(Items from a document page collection)

+ + + +

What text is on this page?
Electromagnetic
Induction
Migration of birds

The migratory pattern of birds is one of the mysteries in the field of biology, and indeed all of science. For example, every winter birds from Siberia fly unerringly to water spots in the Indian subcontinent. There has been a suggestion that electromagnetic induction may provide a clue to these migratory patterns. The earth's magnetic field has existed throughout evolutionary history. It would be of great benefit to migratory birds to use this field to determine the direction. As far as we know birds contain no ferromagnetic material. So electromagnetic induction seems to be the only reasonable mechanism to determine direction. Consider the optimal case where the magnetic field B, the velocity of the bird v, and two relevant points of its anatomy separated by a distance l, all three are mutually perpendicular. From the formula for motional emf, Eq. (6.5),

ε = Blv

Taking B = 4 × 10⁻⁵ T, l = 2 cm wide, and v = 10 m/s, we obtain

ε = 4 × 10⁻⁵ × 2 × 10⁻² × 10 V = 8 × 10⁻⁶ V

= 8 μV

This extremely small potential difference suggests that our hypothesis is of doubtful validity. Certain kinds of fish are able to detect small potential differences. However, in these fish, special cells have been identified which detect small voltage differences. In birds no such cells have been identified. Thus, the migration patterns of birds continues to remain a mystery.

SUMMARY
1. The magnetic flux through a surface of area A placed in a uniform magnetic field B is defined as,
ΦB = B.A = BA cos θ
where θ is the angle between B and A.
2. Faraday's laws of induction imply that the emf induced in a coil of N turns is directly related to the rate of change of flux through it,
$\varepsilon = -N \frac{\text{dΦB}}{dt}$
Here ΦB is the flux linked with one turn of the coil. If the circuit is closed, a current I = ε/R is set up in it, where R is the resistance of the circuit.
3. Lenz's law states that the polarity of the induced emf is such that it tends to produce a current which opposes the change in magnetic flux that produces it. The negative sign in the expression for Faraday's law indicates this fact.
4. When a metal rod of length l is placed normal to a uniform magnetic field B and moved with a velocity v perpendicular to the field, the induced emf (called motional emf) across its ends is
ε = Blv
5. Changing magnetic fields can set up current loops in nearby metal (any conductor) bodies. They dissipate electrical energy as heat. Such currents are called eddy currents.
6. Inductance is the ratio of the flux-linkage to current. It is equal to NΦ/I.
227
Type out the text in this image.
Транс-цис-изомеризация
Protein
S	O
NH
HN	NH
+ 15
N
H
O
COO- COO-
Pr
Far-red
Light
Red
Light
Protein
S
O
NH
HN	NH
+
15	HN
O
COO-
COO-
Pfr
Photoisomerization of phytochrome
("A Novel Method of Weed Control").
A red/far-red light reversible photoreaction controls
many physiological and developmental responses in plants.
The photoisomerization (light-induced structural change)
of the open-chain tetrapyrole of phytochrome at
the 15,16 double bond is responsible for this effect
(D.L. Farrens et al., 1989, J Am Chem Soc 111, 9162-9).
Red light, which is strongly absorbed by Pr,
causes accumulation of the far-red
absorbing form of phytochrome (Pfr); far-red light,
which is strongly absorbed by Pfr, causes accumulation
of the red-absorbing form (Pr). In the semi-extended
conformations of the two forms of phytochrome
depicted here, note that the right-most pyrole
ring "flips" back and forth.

+ + + +

* _TASK DETAILS_:
Write all the data out again, exactly.

* _WRITTEN SOLUTION_:
What text is on this page?
Electromagnetic
Induction
Migration of birds

The migratory pattern of birds is one of the mysteries in the field of biology, and indeed all of science. For example, every winter birds from Siberia fly unerringly to water spots in the Indian subcontinent. There has been a suggestion that electromagnetic induction may provide a clue to these migratory patterns. The earth's magnetic field has existed throughout evolutionary history. It would be of great benefit to migratory birds to use this field to determine the direction. As far as we know birds contain no ferromagnetic material. So electromagnetic induction seems to be the only reasonable mechanism to determine direction. Consider the optimal case where the magnetic field B, the velocity of the bird v, and two relevant points of its anatomy separated by a distance l, all three are mutually perpendicular. From the formula for motional emf, Eq. (6.5),

ε = Blv

Taking B = 4 × 10⁻⁵ T, l = 2 cm wide, and v = 10 m/s, we obtain

ε = 4 × 10⁻⁵ × 2 × 10⁻² × 10 V = 8 × 10⁻⁶ V

= 8 μV

This extremely small potential difference suggests that our hypothesis is of doubtful validity. Certain kinds of fish are able to detect small potential differences. However, in these fish, special cells have been identified which detect small voltage differences. In birds no such cells have been identified. Thus, the migration patterns of birds continues to remain a mystery.

SUMMARY
1. The magnetic flux through a surface of area A placed in a uniform magnetic field B is defined as,
ΦB = B.A = BA cos θ
where θ is the angle between B and A.
2. Faraday's laws of induction imply that the emf induced in a coil of N turns is directly related to the rate of change of flux through it,
$\varepsilon = -N \frac{\text{dΦB}}{dt}$
Here ΦB is the flux linked with one turn of the coil. If the circuit is closed, a current I = ε/R is set up in it, where R is the resistance of the circuit.
3. Lenz's law states that the polarity of the induced emf is such that it tends to produce a current which opposes the change in magnetic flux that produces it. The negative sign in the expression for Faraday's law indicates this fact.
4. When a metal rod of length l is placed normal to a uniform magnetic field B and moved with a velocity v perpendicular to the field, the induced emf (called motional emf) across its ends is
ε = Blv
5. Changing magnetic fields can set up current loops in nearby metal (any conductor) bodies. They dissipate electrical energy as heat. Such currents are called eddy currents.
6. Inductance is the ratio of the flux-linkage to current. It is equal to NΦ/I.
227
Type out the text in this image.
Транс-цис-изомеризация
Protein
S	O
NH
HN	NH
+ 15
N
H
O
COO- COO-
Pr
Far-red
Light
Red
Light
Protein
S
O
NH
HN	NH
+
15	HN
O
COO-
COO-
Pfr
Photoisomerization of phytochrome
("A Novel Method of Weed Control").
A red/far-red light reversible photoreaction controls
many physiological and developmental responses in plants.
The photoisomerization (light-induced structural change)
of the open-chain tetrapyrole of phytochrome at
the 15,16 double bond is responsible for this effect
(D.L. Farrens et al., 1989, J Am Chem Soc 111, 9162-9).
Red light, which is strongly absorbed by Pr,
causes accumulation of the far-red
absorbing form of phytochrome (Pfr); far-red light,
which is strongly absorbed by Pfr, causes accumulation
of the red-absorbing form (Pr). In the semi-extended
conformations of the two forms of phytochrome
depicted here, note that the right-most pyrole
ring "flips" back and forth.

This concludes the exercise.